• **EXCERPTED RECORDS**:
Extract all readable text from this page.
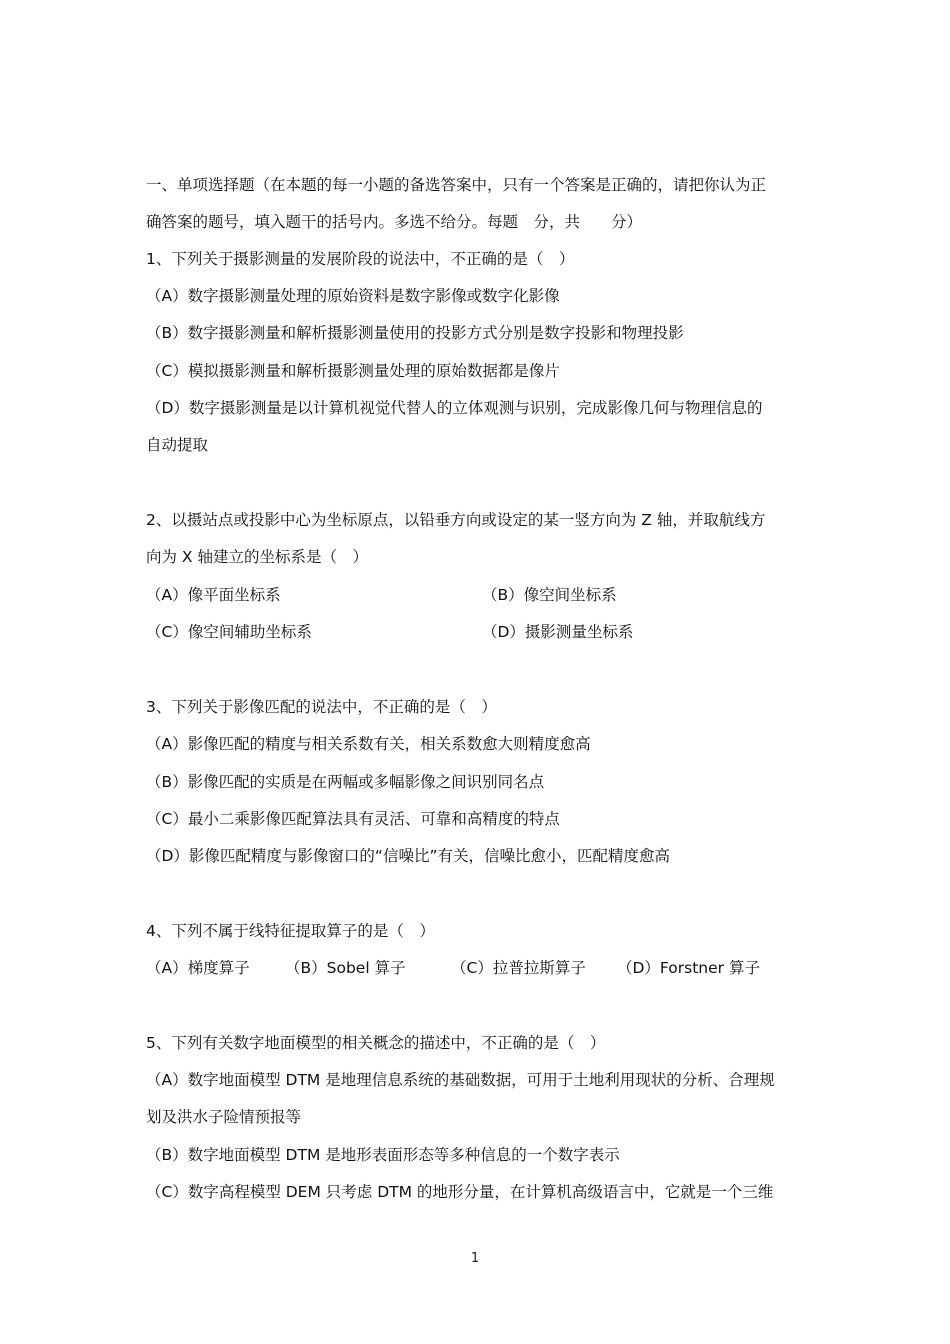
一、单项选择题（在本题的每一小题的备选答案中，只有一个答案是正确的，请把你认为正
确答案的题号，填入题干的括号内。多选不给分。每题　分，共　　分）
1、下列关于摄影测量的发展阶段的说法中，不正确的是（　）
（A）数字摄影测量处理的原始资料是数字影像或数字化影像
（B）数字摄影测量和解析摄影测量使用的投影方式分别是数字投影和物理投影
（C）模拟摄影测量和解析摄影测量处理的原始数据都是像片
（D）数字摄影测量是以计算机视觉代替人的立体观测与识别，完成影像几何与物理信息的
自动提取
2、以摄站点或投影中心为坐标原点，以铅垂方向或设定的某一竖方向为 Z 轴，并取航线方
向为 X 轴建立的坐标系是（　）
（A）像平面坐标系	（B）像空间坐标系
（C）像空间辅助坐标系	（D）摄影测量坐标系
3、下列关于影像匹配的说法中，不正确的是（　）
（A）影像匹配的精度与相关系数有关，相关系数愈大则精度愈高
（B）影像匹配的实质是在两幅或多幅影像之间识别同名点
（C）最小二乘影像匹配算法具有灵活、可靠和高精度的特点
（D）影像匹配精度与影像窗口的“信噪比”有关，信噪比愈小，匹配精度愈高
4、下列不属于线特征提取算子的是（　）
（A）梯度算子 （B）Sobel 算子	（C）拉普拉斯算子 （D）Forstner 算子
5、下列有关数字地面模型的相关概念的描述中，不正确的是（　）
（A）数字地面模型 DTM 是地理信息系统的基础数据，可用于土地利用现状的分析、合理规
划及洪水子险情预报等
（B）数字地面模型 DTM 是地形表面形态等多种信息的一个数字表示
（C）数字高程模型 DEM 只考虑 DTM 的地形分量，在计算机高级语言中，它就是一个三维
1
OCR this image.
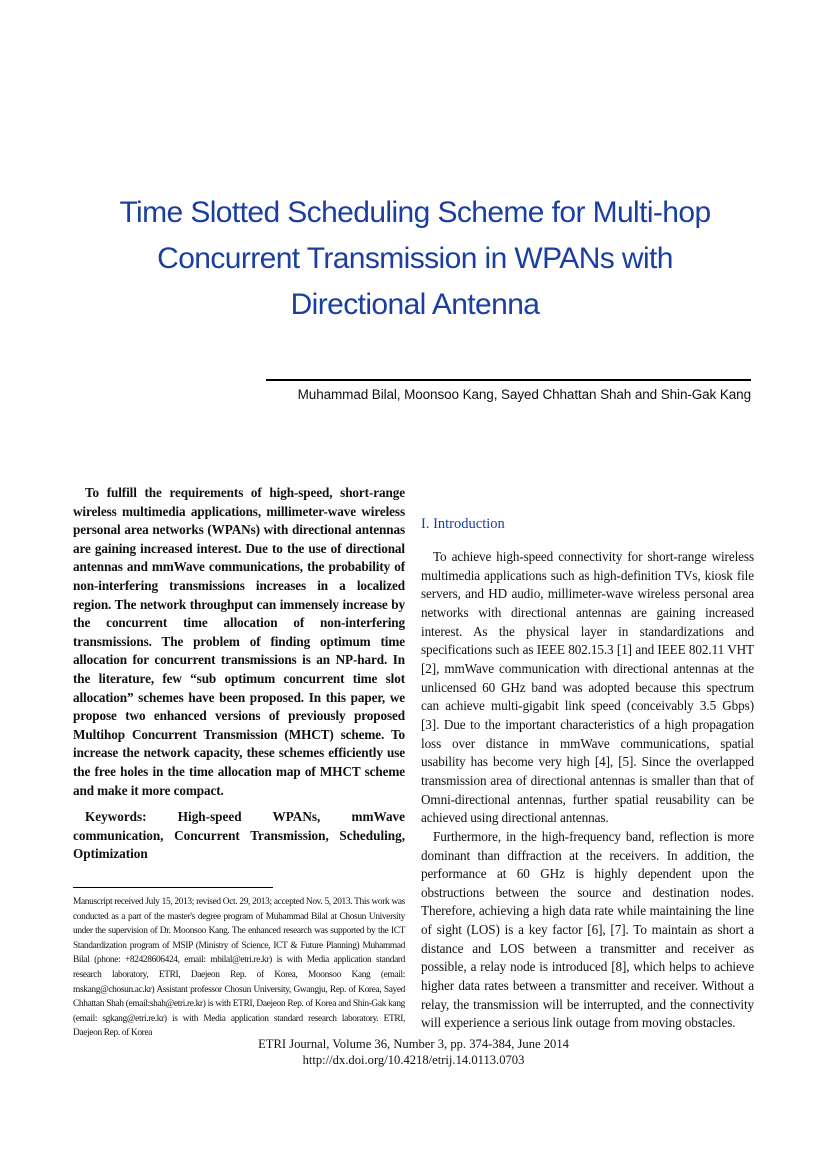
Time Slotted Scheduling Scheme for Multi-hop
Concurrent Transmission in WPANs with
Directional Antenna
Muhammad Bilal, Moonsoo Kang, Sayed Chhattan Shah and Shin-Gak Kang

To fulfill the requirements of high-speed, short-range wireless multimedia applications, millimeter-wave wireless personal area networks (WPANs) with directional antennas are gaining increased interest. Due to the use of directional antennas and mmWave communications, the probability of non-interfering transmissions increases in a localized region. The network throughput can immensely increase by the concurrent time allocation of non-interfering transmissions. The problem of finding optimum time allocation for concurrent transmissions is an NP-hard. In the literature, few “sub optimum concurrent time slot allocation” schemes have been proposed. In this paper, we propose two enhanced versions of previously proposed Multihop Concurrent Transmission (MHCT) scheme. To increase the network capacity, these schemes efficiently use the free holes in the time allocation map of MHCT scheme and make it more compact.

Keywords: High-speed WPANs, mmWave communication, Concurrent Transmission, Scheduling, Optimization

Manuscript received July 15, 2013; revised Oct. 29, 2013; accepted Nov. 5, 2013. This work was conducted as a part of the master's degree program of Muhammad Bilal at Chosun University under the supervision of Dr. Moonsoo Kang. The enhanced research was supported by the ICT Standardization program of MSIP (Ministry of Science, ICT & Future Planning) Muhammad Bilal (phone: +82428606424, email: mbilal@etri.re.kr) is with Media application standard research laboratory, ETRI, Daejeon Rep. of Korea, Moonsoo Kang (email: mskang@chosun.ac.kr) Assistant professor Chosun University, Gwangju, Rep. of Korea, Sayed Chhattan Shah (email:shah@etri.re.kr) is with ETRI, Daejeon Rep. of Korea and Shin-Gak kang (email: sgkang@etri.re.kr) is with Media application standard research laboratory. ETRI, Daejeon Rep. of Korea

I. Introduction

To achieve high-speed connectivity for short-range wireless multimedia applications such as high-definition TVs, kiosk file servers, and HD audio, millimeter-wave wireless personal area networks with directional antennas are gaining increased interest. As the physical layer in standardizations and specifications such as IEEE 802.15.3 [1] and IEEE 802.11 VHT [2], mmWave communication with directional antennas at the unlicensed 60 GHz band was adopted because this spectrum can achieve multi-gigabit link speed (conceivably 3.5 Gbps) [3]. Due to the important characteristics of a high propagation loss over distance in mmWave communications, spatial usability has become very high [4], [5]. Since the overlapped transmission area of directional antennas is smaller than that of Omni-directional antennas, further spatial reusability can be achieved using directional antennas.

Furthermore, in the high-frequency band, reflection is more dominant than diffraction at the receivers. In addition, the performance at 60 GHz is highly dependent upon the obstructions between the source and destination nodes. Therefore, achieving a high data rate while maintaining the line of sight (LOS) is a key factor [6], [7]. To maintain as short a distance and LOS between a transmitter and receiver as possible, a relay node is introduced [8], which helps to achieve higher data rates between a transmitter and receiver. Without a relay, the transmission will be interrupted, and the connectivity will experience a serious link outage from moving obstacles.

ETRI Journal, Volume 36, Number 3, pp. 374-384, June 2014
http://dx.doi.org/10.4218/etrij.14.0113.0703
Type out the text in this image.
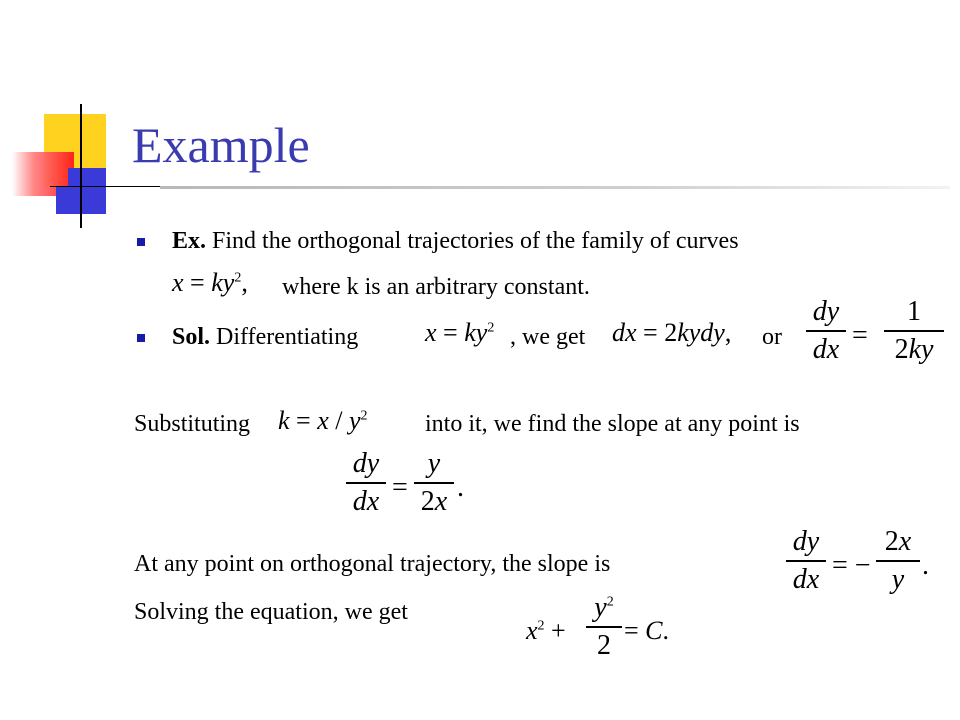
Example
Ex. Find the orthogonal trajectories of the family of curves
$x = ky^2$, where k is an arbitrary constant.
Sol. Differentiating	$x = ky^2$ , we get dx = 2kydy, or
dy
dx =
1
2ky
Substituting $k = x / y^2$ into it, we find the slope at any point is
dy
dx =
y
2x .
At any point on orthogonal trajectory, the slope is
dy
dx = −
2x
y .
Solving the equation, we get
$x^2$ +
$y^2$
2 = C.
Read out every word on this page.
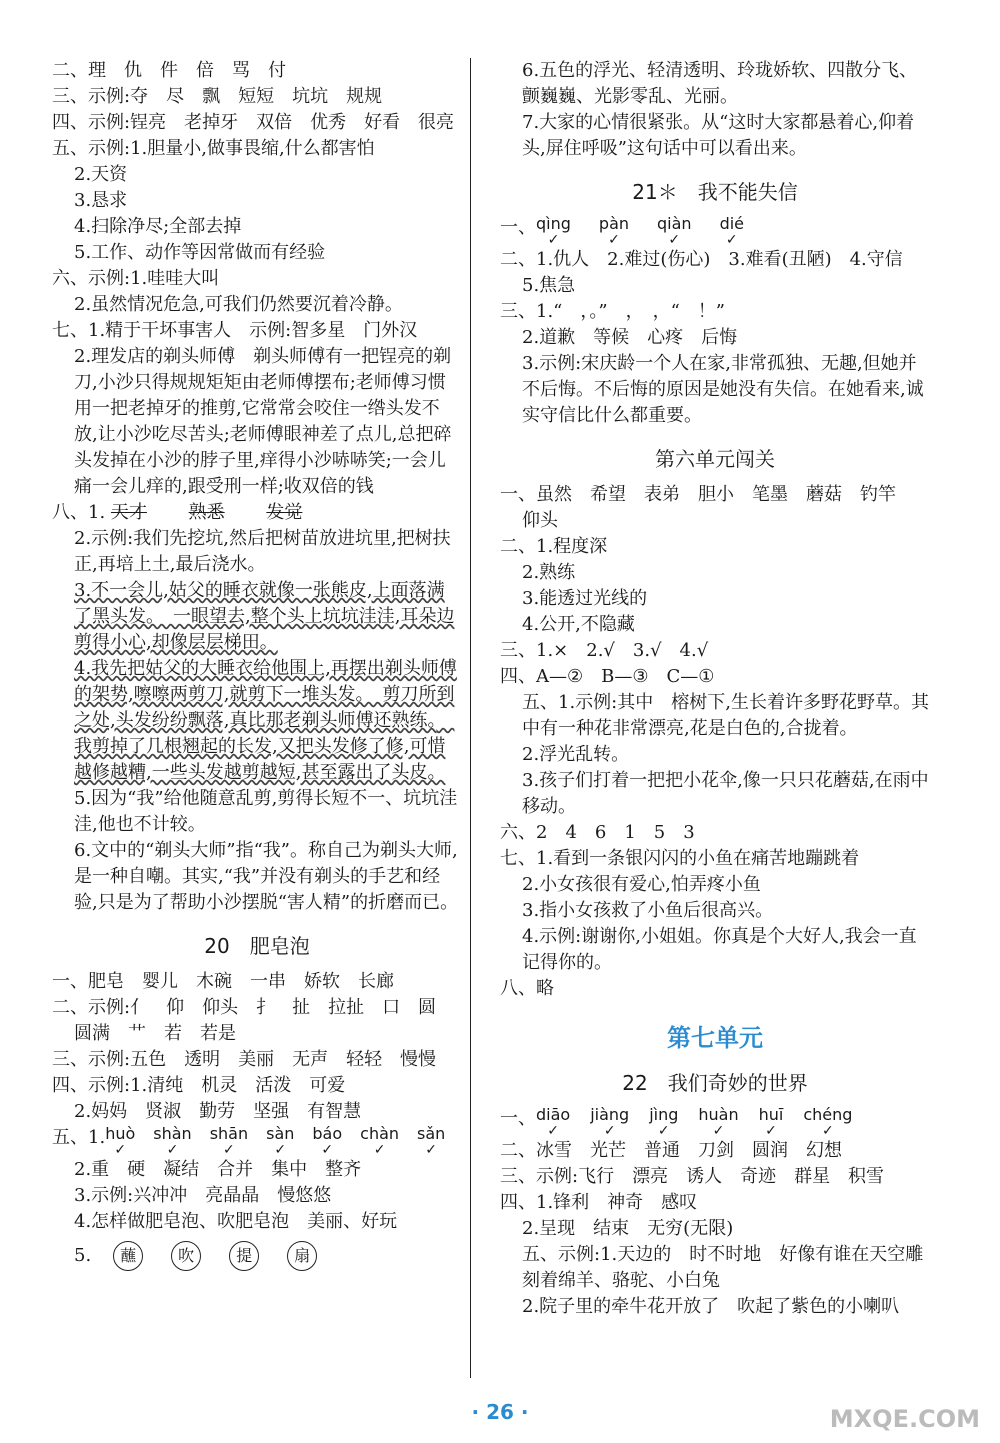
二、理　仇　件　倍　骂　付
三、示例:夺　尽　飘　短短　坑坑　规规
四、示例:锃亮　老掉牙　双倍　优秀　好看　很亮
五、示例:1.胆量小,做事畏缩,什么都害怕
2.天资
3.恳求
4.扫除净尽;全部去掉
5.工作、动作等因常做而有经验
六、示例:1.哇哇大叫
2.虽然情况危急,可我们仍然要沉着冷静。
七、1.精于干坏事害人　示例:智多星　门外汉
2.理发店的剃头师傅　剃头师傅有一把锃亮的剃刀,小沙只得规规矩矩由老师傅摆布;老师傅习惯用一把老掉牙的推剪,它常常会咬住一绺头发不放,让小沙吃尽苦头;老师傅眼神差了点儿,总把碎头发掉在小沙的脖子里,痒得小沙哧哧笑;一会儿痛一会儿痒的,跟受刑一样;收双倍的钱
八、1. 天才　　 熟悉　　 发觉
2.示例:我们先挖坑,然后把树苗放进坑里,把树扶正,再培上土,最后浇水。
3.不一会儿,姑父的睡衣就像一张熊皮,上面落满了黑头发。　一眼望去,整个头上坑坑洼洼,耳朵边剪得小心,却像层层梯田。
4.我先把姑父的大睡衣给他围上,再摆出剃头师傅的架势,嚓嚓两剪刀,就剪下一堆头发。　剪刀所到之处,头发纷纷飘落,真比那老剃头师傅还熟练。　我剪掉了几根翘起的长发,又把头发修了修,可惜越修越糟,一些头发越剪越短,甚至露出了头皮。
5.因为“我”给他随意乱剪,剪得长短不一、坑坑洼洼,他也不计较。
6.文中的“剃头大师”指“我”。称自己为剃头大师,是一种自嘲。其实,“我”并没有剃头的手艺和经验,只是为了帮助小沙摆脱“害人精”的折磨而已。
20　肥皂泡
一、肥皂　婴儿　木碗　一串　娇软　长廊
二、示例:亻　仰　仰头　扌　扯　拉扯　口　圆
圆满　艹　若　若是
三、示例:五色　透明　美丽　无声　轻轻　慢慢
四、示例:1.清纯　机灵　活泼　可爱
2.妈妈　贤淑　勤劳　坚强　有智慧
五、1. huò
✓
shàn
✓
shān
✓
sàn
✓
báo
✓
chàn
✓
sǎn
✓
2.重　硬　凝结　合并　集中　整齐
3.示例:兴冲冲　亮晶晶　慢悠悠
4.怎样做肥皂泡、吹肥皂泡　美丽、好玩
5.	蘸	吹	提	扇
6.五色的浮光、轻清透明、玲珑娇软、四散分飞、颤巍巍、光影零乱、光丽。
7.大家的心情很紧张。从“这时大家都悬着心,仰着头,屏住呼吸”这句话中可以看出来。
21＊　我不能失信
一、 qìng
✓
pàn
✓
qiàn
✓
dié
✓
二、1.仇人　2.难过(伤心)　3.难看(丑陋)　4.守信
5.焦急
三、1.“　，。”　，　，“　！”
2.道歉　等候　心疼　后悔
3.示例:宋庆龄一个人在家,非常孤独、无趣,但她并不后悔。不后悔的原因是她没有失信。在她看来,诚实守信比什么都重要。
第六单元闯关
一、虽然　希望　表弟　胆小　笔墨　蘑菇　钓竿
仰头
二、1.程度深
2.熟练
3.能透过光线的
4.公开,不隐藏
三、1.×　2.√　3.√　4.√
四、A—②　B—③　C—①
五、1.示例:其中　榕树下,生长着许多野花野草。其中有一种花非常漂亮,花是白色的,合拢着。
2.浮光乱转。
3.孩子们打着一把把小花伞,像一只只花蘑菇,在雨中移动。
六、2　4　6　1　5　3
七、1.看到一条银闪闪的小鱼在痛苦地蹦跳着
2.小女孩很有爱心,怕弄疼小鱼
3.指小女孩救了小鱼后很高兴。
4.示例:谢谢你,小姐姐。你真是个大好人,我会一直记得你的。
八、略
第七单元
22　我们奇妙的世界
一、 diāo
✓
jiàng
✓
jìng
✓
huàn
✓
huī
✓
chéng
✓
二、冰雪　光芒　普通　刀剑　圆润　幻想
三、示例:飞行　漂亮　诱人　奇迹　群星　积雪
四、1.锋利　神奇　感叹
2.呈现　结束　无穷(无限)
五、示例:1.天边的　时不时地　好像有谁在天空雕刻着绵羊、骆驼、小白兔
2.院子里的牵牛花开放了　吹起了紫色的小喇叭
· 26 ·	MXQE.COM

• **INSTRUCTION**:
Identify which lines contain the word "text" and copy each one.

• **EXERCISE SOLUTION**:
Extract all readable text from this page.
Type out the text in this image.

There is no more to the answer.